Aim:
Search the data for the word "placement". Reproduce every line where it is found.

[Figure dataset records]
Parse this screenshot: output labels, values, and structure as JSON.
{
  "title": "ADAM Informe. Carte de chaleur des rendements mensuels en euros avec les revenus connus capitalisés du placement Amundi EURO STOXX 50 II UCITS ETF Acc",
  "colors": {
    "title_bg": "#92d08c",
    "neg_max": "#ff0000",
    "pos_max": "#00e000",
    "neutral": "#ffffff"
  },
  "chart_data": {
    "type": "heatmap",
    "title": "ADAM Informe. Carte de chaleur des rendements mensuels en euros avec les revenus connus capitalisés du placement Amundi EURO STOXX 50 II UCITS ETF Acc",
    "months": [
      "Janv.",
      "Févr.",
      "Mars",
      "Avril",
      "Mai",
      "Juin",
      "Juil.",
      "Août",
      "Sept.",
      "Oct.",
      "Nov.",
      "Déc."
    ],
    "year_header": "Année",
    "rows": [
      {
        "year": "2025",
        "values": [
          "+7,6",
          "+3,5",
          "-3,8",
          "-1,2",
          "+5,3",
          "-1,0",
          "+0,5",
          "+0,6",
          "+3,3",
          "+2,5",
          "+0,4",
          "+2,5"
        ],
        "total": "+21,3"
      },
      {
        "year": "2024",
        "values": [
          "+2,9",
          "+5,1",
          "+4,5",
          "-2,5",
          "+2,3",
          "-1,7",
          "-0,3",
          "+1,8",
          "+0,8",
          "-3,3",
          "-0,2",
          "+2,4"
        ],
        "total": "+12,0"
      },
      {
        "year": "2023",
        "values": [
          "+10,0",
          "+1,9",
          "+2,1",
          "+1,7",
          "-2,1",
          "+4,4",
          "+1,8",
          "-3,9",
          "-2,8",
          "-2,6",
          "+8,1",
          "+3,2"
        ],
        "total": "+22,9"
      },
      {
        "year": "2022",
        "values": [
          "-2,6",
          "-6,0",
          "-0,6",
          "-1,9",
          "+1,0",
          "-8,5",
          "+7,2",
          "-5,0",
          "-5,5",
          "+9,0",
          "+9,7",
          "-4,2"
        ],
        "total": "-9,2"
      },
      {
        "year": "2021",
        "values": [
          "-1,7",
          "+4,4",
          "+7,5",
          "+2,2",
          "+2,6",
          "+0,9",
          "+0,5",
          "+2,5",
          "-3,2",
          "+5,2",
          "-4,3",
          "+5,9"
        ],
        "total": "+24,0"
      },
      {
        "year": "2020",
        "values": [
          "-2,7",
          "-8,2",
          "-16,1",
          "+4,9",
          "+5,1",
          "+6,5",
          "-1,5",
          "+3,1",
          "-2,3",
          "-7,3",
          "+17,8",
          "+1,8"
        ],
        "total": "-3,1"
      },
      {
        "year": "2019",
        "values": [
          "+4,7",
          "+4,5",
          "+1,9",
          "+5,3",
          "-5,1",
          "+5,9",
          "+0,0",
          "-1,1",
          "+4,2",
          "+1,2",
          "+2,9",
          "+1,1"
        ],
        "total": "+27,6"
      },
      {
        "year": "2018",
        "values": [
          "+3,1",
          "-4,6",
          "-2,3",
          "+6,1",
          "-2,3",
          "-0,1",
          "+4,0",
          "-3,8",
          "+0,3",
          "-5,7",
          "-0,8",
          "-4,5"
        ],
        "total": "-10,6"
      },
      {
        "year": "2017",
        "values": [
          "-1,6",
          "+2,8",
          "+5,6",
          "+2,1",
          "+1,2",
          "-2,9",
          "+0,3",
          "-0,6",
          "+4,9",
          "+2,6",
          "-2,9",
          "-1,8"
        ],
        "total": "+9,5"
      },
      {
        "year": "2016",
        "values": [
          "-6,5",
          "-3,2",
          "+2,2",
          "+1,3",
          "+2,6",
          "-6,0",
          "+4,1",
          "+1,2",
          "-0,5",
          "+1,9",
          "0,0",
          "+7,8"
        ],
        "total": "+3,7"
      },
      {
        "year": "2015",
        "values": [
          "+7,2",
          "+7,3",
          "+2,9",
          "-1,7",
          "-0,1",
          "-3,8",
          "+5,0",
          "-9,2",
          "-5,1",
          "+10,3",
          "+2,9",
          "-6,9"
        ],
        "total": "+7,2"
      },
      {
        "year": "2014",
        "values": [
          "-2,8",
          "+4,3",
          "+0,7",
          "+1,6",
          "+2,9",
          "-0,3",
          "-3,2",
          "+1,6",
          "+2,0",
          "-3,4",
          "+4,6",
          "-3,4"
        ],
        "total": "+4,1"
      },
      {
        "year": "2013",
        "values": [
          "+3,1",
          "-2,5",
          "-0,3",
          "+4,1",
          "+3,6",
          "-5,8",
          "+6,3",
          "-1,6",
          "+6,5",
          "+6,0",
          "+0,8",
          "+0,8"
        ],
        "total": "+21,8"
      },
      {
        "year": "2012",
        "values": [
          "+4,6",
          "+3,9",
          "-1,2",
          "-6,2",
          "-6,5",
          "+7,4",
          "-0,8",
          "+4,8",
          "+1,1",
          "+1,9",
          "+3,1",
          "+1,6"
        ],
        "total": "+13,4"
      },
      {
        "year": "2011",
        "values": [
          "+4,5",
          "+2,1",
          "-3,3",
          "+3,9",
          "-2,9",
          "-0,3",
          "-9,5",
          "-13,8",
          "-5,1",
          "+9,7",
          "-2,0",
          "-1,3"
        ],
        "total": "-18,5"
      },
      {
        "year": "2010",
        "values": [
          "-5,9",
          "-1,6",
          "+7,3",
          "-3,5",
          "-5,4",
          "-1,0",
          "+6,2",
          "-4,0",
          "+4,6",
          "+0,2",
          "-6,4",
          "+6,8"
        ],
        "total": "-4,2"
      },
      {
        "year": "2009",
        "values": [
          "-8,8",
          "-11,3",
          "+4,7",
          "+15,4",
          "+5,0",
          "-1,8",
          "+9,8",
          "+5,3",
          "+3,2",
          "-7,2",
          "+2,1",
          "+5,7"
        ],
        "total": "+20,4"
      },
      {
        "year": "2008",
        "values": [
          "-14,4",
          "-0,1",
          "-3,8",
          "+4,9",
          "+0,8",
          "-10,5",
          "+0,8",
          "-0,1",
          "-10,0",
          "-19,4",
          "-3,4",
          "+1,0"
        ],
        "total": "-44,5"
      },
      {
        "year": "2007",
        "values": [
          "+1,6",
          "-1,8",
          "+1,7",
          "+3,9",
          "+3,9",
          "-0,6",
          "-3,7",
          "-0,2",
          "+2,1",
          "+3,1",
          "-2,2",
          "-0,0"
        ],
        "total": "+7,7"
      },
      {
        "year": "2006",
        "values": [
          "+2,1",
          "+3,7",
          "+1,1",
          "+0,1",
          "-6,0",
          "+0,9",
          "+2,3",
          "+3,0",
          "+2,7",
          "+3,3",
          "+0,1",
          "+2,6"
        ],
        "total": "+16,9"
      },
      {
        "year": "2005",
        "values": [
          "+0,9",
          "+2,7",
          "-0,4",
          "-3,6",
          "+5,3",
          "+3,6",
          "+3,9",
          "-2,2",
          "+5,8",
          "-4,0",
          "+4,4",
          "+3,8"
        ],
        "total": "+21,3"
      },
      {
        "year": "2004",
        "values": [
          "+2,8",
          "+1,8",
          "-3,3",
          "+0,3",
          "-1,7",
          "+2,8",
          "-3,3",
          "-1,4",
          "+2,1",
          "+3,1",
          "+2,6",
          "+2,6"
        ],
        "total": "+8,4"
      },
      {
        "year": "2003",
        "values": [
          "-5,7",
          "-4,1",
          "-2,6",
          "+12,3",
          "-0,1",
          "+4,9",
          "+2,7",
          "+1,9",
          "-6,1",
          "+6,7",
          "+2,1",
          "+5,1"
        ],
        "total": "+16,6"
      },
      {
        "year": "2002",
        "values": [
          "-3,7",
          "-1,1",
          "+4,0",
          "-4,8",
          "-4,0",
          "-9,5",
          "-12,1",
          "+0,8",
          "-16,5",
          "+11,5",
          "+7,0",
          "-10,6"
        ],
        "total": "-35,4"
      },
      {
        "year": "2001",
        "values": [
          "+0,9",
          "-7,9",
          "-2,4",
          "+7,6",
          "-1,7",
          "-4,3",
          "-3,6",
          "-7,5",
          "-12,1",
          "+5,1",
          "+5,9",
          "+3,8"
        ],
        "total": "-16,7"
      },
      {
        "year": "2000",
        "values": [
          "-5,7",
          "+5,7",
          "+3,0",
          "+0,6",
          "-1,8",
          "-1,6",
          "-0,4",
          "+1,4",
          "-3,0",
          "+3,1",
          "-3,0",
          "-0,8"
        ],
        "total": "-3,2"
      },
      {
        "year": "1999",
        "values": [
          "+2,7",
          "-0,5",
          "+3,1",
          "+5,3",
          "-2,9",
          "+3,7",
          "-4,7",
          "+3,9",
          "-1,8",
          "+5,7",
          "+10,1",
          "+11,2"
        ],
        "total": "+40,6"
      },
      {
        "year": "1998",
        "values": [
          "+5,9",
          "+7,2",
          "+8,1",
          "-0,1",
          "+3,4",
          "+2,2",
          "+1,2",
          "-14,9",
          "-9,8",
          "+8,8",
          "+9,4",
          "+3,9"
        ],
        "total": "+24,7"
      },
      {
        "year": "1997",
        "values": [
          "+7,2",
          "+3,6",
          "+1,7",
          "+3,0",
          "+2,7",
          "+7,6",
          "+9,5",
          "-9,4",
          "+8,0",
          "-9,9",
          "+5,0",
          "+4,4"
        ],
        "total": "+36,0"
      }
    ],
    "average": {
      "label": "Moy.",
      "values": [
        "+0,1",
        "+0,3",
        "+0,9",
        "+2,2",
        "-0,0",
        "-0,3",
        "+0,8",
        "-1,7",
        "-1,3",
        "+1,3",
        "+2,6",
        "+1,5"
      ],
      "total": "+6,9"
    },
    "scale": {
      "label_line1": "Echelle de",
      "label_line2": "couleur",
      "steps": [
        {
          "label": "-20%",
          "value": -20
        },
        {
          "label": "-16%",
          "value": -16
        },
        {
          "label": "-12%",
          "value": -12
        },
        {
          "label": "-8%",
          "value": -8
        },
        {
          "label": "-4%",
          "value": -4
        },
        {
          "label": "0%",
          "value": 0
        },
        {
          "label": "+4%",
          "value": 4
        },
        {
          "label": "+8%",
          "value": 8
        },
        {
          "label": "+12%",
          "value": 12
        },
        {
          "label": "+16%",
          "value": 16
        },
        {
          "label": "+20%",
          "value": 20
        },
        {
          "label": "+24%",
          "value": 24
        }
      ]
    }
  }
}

Finished answer:
  "title": "ADAM Informe. Carte de chaleur des rendements mensuels en euros avec les revenus connus capitalisés du placement Amundi EURO STOXX 50 II UCITS ETF Acc",
    "title": "ADAM Informe. Carte de chaleur des rendements mensuels en euros avec les revenus connus capitalisés du placement Amundi EURO STOXX 50 II UCITS ETF Acc",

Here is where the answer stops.